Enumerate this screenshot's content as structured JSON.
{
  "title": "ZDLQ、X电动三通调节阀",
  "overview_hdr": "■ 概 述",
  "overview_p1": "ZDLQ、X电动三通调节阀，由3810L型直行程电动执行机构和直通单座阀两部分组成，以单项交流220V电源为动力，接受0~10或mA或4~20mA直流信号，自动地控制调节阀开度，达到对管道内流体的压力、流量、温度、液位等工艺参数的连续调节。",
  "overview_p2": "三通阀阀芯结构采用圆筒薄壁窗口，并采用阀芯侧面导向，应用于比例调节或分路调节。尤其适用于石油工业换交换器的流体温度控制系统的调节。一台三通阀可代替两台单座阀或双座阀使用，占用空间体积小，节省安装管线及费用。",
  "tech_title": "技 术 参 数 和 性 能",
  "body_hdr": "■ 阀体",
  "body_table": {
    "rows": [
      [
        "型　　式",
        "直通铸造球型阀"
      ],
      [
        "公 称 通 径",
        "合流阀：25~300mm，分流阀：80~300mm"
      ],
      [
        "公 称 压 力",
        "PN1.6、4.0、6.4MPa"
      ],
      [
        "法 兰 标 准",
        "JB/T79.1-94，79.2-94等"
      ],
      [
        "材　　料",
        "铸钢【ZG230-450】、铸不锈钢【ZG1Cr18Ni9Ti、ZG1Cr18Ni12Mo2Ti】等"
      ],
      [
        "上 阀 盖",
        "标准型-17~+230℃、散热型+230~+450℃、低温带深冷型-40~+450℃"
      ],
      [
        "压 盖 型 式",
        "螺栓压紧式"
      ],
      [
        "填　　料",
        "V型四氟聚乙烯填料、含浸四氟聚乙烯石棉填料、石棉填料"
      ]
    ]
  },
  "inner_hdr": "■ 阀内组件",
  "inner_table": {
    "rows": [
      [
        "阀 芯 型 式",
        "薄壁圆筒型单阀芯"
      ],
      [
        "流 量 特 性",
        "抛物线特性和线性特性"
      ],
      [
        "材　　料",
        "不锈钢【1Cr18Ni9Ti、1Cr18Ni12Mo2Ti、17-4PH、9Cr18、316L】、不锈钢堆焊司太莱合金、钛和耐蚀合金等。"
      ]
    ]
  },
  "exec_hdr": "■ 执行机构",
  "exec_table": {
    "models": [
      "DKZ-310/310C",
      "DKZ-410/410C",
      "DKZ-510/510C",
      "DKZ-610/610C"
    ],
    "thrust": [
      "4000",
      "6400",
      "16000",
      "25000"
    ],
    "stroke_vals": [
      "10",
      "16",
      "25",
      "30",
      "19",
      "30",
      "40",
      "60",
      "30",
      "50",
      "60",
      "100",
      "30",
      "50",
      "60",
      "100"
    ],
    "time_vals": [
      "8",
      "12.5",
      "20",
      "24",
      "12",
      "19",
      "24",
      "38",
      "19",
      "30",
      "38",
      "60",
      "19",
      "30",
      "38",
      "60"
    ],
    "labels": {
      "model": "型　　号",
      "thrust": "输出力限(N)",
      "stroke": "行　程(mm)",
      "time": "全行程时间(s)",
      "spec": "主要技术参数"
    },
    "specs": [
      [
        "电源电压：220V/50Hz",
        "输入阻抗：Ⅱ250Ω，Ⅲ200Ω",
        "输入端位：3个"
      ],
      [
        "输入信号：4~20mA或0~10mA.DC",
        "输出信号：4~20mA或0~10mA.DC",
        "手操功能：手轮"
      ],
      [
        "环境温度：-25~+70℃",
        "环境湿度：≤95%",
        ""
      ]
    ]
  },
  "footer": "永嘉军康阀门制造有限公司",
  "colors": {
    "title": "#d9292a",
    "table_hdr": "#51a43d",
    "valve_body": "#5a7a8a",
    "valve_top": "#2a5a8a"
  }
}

=-=-=

> **Goal**:
Write out every entry exactly as given.

> **Right answer**:
Enumerate this screenshot's content as structured JSON.
{
  "title": "ZDLQ、X电动三通调节阀",
  "overview_hdr": "■ 概 述",
  "overview_p1": "ZDLQ、X电动三通调节阀，由3810L型直行程电动执行机构和直通单座阀两部分组成，以单项交流220V电源为动力，接受0~10或mA或4~20mA直流信号，自动地控制调节阀开度，达到对管道内流体的压力、流量、温度、液位等工艺参数的连续调节。",
  "overview_p2": "三通阀阀芯结构采用圆筒薄壁窗口，并采用阀芯侧面导向，应用于比例调节或分路调节。尤其适用于石油工业换交换器的流体温度控制系统的调节。一台三通阀可代替两台单座阀或双座阀使用，占用空间体积小，节省安装管线及费用。",
  "tech_title": "技 术 参 数 和 性 能",
  "body_hdr": "■ 阀体",
  "body_table": {
    "rows": [
      [
        "型　　式",
        "直通铸造球型阀"
      ],
      [
        "公 称 通 径",
        "合流阀：25~300mm，分流阀：80~300mm"
      ],
      [
        "公 称 压 力",
        "PN1.6、4.0、6.4MPa"
      ],
      [
        "法 兰 标 准",
        "JB/T79.1-94，79.2-94等"
      ],
      [
        "材　　料",
        "铸钢【ZG230-450】、铸不锈钢【ZG1Cr18Ni9Ti、ZG1Cr18Ni12Mo2Ti】等"
      ],
      [
        "上 阀 盖",
        "标准型-17~+230℃、散热型+230~+450℃、低温带深冷型-40~+450℃"
      ],
      [
        "压 盖 型 式",
        "螺栓压紧式"
      ],
      [
        "填　　料",
        "V型四氟聚乙烯填料、含浸四氟聚乙烯石棉填料、石棉填料"
      ]
    ]
  },
  "inner_hdr": "■ 阀内组件",
  "inner_table": {
    "rows": [
      [
        "阀 芯 型 式",
        "薄壁圆筒型单阀芯"
      ],
      [
        "流 量 特 性",
        "抛物线特性和线性特性"
      ],
      [
        "材　　料",
        "不锈钢【1Cr18Ni9Ti、1Cr18Ni12Mo2Ti、17-4PH、9Cr18、316L】、不锈钢堆焊司太莱合金、钛和耐蚀合金等。"
      ]
    ]
  },
  "exec_hdr": "■ 执行机构",
  "exec_table": {
    "models": [
      "DKZ-310/310C",
      "DKZ-410/410C",
      "DKZ-510/510C",
      "DKZ-610/610C"
    ],
    "thrust": [
      "4000",
      "6400",
      "16000",
      "25000"
    ],
    "stroke_vals": [
      "10",
      "16",
      "25",
      "30",
      "19",
      "30",
      "40",
      "60",
      "30",
      "50",
      "60",
      "100",
      "30",
      "50",
      "60",
      "100"
    ],
    "time_vals": [
      "8",
      "12.5",
      "20",
      "24",
      "12",
      "19",
      "24",
      "38",
      "19",
      "30",
      "38",
      "60",
      "19",
      "30",
      "38",
      "60"
    ],
    "labels": {
      "model": "型　　号",
      "thrust": "输出力限(N)",
      "stroke": "行　程(mm)",
      "time": "全行程时间(s)",
      "spec": "主要技术参数"
    },
    "specs": [
      [
        "电源电压：220V/50Hz",
        "输入阻抗：Ⅱ250Ω，Ⅲ200Ω",
        "输入端位：3个"
      ],
      [
        "输入信号：4~20mA或0~10mA.DC",
        "输出信号：4~20mA或0~10mA.DC",
        "手操功能：手轮"
      ],
      [
        "环境温度：-25~+70℃",
        "环境湿度：≤95%",
        ""
      ]
    ]
  },
  "footer": "永嘉军康阀门制造有限公司",
  "colors": {
    "title": "#d9292a",
    "table_hdr": "#51a43d",
    "valve_body": "#5a7a8a",
    "valve_top": "#2a5a8a"
  }
}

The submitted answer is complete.